Given data:
----

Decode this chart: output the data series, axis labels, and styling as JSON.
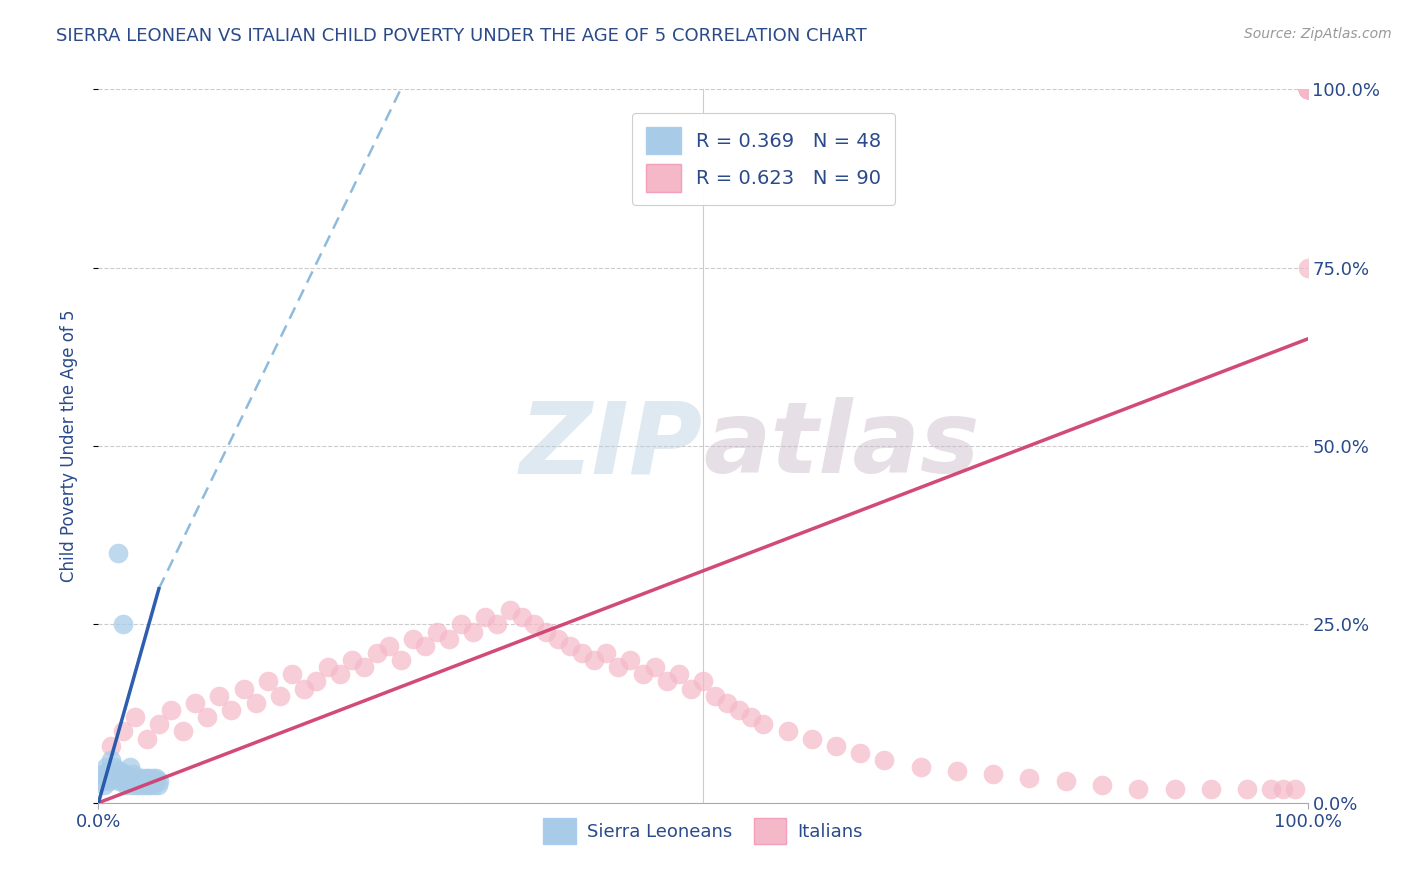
{
  "title": "SIERRA LEONEAN VS ITALIAN CHILD POVERTY UNDER THE AGE OF 5 CORRELATION CHART",
  "source": "Source: ZipAtlas.com",
  "ylabel": "Child Poverty Under the Age of 5",
  "watermark": "ZIPatlas",
  "legend_r1": "R = 0.369",
  "legend_n1": "N = 48",
  "legend_r2": "R = 0.623",
  "legend_n2": "N = 90",
  "sl_color": "#a8cce8",
  "it_color": "#f5b8c8",
  "sl_trend_color": "#2255aa",
  "sl_trend_dash_color": "#7ab0d8",
  "it_trend_color": "#d04070",
  "title_color": "#2a4a8a",
  "axis_label_color": "#2a4a8a",
  "tick_color": "#2a4a8a",
  "legend_text_color": "#2a4a8a",
  "watermark_color": "#c5d8ea",
  "background_color": "#ffffff",
  "xlim": [
    0,
    100
  ],
  "ylim": [
    0,
    100
  ],
  "ytick_values": [
    0,
    25,
    50,
    75,
    100
  ],
  "ytick_labels": [
    "0.0%",
    "25.0%",
    "50.0%",
    "75.0%",
    "100.0%"
  ],
  "xtick_labels": [
    "0.0%",
    "100.0%"
  ],
  "sl_scatter_x": [
    0.3,
    0.4,
    0.5,
    0.6,
    0.7,
    0.8,
    0.9,
    1.0,
    1.1,
    1.2,
    1.3,
    1.4,
    1.5,
    1.6,
    1.7,
    1.8,
    1.9,
    2.0,
    2.1,
    2.2,
    2.3,
    2.4,
    2.5,
    2.6,
    2.7,
    2.8,
    2.9,
    3.0,
    3.1,
    3.2,
    3.3,
    3.4,
    3.5,
    3.6,
    3.7,
    3.8,
    3.9,
    4.0,
    4.1,
    4.2,
    4.3,
    4.4,
    4.5,
    4.6,
    4.7,
    4.8,
    4.9,
    5.0
  ],
  "sl_scatter_y": [
    3.0,
    4.0,
    2.5,
    5.0,
    3.5,
    4.5,
    3.0,
    6.0,
    4.0,
    3.5,
    5.0,
    3.5,
    4.0,
    35.0,
    3.0,
    4.5,
    3.5,
    25.0,
    3.0,
    4.0,
    2.5,
    3.5,
    3.0,
    5.0,
    3.5,
    2.5,
    4.0,
    3.5,
    2.5,
    3.0,
    3.5,
    2.5,
    3.0,
    3.5,
    2.5,
    3.0,
    3.5,
    2.5,
    3.0,
    3.5,
    2.5,
    3.0,
    3.5,
    2.5,
    3.0,
    3.5,
    2.5,
    3.0
  ],
  "it_scatter_x": [
    1.0,
    2.0,
    3.0,
    4.0,
    5.0,
    6.0,
    7.0,
    8.0,
    9.0,
    10.0,
    11.0,
    12.0,
    13.0,
    14.0,
    15.0,
    16.0,
    17.0,
    18.0,
    19.0,
    20.0,
    21.0,
    22.0,
    23.0,
    24.0,
    25.0,
    26.0,
    27.0,
    28.0,
    29.0,
    30.0,
    31.0,
    32.0,
    33.0,
    34.0,
    35.0,
    36.0,
    37.0,
    38.0,
    39.0,
    40.0,
    41.0,
    42.0,
    43.0,
    44.0,
    45.0,
    46.0,
    47.0,
    48.0,
    49.0,
    50.0,
    51.0,
    52.0,
    53.0,
    54.0,
    55.0,
    57.0,
    59.0,
    61.0,
    63.0,
    65.0,
    68.0,
    71.0,
    74.0,
    77.0,
    80.0,
    83.0,
    86.0,
    89.0,
    92.0,
    95.0,
    97.0,
    98.0,
    99.0,
    100.0,
    100.0,
    100.0,
    100.0,
    100.0,
    100.0,
    100.0,
    100.0,
    100.0,
    100.0,
    100.0,
    100.0,
    100.0,
    100.0,
    100.0,
    100.0,
    100.0
  ],
  "it_scatter_y": [
    8.0,
    10.0,
    12.0,
    9.0,
    11.0,
    13.0,
    10.0,
    14.0,
    12.0,
    15.0,
    13.0,
    16.0,
    14.0,
    17.0,
    15.0,
    18.0,
    16.0,
    17.0,
    19.0,
    18.0,
    20.0,
    19.0,
    21.0,
    22.0,
    20.0,
    23.0,
    22.0,
    24.0,
    23.0,
    25.0,
    24.0,
    26.0,
    25.0,
    27.0,
    26.0,
    25.0,
    24.0,
    23.0,
    22.0,
    21.0,
    20.0,
    21.0,
    19.0,
    20.0,
    18.0,
    19.0,
    17.0,
    18.0,
    16.0,
    17.0,
    15.0,
    14.0,
    13.0,
    12.0,
    11.0,
    10.0,
    9.0,
    8.0,
    7.0,
    6.0,
    5.0,
    4.5,
    4.0,
    3.5,
    3.0,
    2.5,
    2.0,
    2.0,
    2.0,
    2.0,
    2.0,
    2.0,
    2.0,
    100.0,
    100.0,
    100.0,
    100.0,
    100.0,
    100.0,
    100.0,
    100.0,
    100.0,
    75.0,
    100.0,
    100.0,
    100.0,
    100.0,
    100.0,
    100.0,
    100.0
  ],
  "sl_trend_x0": 0.0,
  "sl_trend_y0": 0.0,
  "sl_trend_x1": 5.0,
  "sl_trend_y1": 30.0,
  "sl_dash_x0": 5.0,
  "sl_dash_y0": 30.0,
  "sl_dash_x1": 25.0,
  "sl_dash_y1": 100.0,
  "it_trend_x0": 0.0,
  "it_trend_y0": 0.0,
  "it_trend_x1": 100.0,
  "it_trend_y1": 65.0
}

----

Description of the task: Take the listing above and restate it word for word, without its pictures.

Full solution:
Decode this chart: output the data series, axis labels, and styling as JSON.
{
  "title": "SIERRA LEONEAN VS ITALIAN CHILD POVERTY UNDER THE AGE OF 5 CORRELATION CHART",
  "source": "Source: ZipAtlas.com",
  "ylabel": "Child Poverty Under the Age of 5",
  "watermark": "ZIPatlas",
  "legend_r1": "R = 0.369",
  "legend_n1": "N = 48",
  "legend_r2": "R = 0.623",
  "legend_n2": "N = 90",
  "sl_color": "#a8cce8",
  "it_color": "#f5b8c8",
  "sl_trend_color": "#2255aa",
  "sl_trend_dash_color": "#7ab0d8",
  "it_trend_color": "#d04070",
  "title_color": "#2a4a8a",
  "axis_label_color": "#2a4a8a",
  "tick_color": "#2a4a8a",
  "legend_text_color": "#2a4a8a",
  "watermark_color": "#c5d8ea",
  "background_color": "#ffffff",
  "xlim": [
    0,
    100
  ],
  "ylim": [
    0,
    100
  ],
  "ytick_values": [
    0,
    25,
    50,
    75,
    100
  ],
  "ytick_labels": [
    "0.0%",
    "25.0%",
    "50.0%",
    "75.0%",
    "100.0%"
  ],
  "xtick_labels": [
    "0.0%",
    "100.0%"
  ],
  "sl_scatter_x": [
    0.3,
    0.4,
    0.5,
    0.6,
    0.7,
    0.8,
    0.9,
    1.0,
    1.1,
    1.2,
    1.3,
    1.4,
    1.5,
    1.6,
    1.7,
    1.8,
    1.9,
    2.0,
    2.1,
    2.2,
    2.3,
    2.4,
    2.5,
    2.6,
    2.7,
    2.8,
    2.9,
    3.0,
    3.1,
    3.2,
    3.3,
    3.4,
    3.5,
    3.6,
    3.7,
    3.8,
    3.9,
    4.0,
    4.1,
    4.2,
    4.3,
    4.4,
    4.5,
    4.6,
    4.7,
    4.8,
    4.9,
    5.0
  ],
  "sl_scatter_y": [
    3.0,
    4.0,
    2.5,
    5.0,
    3.5,
    4.5,
    3.0,
    6.0,
    4.0,
    3.5,
    5.0,
    3.5,
    4.0,
    35.0,
    3.0,
    4.5,
    3.5,
    25.0,
    3.0,
    4.0,
    2.5,
    3.5,
    3.0,
    5.0,
    3.5,
    2.5,
    4.0,
    3.5,
    2.5,
    3.0,
    3.5,
    2.5,
    3.0,
    3.5,
    2.5,
    3.0,
    3.5,
    2.5,
    3.0,
    3.5,
    2.5,
    3.0,
    3.5,
    2.5,
    3.0,
    3.5,
    2.5,
    3.0
  ],
  "it_scatter_x": [
    1.0,
    2.0,
    3.0,
    4.0,
    5.0,
    6.0,
    7.0,
    8.0,
    9.0,
    10.0,
    11.0,
    12.0,
    13.0,
    14.0,
    15.0,
    16.0,
    17.0,
    18.0,
    19.0,
    20.0,
    21.0,
    22.0,
    23.0,
    24.0,
    25.0,
    26.0,
    27.0,
    28.0,
    29.0,
    30.0,
    31.0,
    32.0,
    33.0,
    34.0,
    35.0,
    36.0,
    37.0,
    38.0,
    39.0,
    40.0,
    41.0,
    42.0,
    43.0,
    44.0,
    45.0,
    46.0,
    47.0,
    48.0,
    49.0,
    50.0,
    51.0,
    52.0,
    53.0,
    54.0,
    55.0,
    57.0,
    59.0,
    61.0,
    63.0,
    65.0,
    68.0,
    71.0,
    74.0,
    77.0,
    80.0,
    83.0,
    86.0,
    89.0,
    92.0,
    95.0,
    97.0,
    98.0,
    99.0,
    100.0,
    100.0,
    100.0,
    100.0,
    100.0,
    100.0,
    100.0,
    100.0,
    100.0,
    100.0,
    100.0,
    100.0,
    100.0,
    100.0,
    100.0,
    100.0,
    100.0
  ],
  "it_scatter_y": [
    8.0,
    10.0,
    12.0,
    9.0,
    11.0,
    13.0,
    10.0,
    14.0,
    12.0,
    15.0,
    13.0,
    16.0,
    14.0,
    17.0,
    15.0,
    18.0,
    16.0,
    17.0,
    19.0,
    18.0,
    20.0,
    19.0,
    21.0,
    22.0,
    20.0,
    23.0,
    22.0,
    24.0,
    23.0,
    25.0,
    24.0,
    26.0,
    25.0,
    27.0,
    26.0,
    25.0,
    24.0,
    23.0,
    22.0,
    21.0,
    20.0,
    21.0,
    19.0,
    20.0,
    18.0,
    19.0,
    17.0,
    18.0,
    16.0,
    17.0,
    15.0,
    14.0,
    13.0,
    12.0,
    11.0,
    10.0,
    9.0,
    8.0,
    7.0,
    6.0,
    5.0,
    4.5,
    4.0,
    3.5,
    3.0,
    2.5,
    2.0,
    2.0,
    2.0,
    2.0,
    2.0,
    2.0,
    2.0,
    100.0,
    100.0,
    100.0,
    100.0,
    100.0,
    100.0,
    100.0,
    100.0,
    100.0,
    75.0,
    100.0,
    100.0,
    100.0,
    100.0,
    100.0,
    100.0,
    100.0
  ],
  "sl_trend_x0": 0.0,
  "sl_trend_y0": 0.0,
  "sl_trend_x1": 5.0,
  "sl_trend_y1": 30.0,
  "sl_dash_x0": 5.0,
  "sl_dash_y0": 30.0,
  "sl_dash_x1": 25.0,
  "sl_dash_y1": 100.0,
  "it_trend_x0": 0.0,
  "it_trend_y0": 0.0,
  "it_trend_x1": 100.0,
  "it_trend_y1": 65.0
}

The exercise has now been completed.